• [TASK PROMPT]:
Search the records below for the word "осуществлять". Pull out each line that has it.

[Data entries]
** Start **

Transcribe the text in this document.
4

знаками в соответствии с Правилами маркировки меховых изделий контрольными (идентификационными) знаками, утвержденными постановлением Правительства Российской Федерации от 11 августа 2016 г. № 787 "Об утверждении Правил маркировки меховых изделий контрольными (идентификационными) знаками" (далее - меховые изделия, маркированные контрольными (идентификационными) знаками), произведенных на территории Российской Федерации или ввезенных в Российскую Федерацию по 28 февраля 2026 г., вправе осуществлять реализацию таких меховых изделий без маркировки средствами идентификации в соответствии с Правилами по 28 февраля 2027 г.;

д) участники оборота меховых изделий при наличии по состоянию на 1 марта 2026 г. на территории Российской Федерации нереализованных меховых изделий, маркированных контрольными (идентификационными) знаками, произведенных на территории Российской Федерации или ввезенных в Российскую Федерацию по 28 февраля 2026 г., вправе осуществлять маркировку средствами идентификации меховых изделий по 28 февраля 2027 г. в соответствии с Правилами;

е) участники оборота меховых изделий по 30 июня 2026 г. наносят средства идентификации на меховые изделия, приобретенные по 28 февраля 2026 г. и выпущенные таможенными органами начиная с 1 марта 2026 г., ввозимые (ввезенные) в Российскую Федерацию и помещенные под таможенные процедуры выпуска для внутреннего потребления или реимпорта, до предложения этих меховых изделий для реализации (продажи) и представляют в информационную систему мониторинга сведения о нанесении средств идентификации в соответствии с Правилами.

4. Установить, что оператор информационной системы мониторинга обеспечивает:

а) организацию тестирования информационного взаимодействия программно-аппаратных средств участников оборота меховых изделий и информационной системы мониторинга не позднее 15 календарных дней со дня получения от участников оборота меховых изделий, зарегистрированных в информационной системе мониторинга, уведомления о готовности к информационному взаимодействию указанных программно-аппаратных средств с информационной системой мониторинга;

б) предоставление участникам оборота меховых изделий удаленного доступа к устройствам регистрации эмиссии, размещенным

** End **

• [SOLUTION TO THIS PROBLEM]:
знаками в соответствии с Правилами маркировки меховых изделий контрольными (идентификационными) знаками, утвержденными постановлением Правительства Российской Федерации от 11 августа 2016 г. № 787 "Об утверждении Правил маркировки меховых изделий контрольными (идентификационными) знаками" (далее - меховые изделия, маркированные контрольными (идентификационными) знаками), произведенных на территории Российской Федерации или ввезенных в Российскую Федерацию по 28 февраля 2026 г., вправе осуществлять реализацию таких меховых изделий без маркировки средствами идентификации в соответствии с Правилами по 28 февраля 2027 г.;
д) участники оборота меховых изделий при наличии по состоянию на 1 марта 2026 г. на территории Российской Федерации нереализованных меховых изделий, маркированных контрольными (идентификационными) знаками, произведенных на территории Российской Федерации или ввезенных в Российскую Федерацию по 28 февраля 2026 г., вправе осуществлять маркировку средствами идентификации меховых изделий по 28 февраля 2027 г. в соответствии с Правилами;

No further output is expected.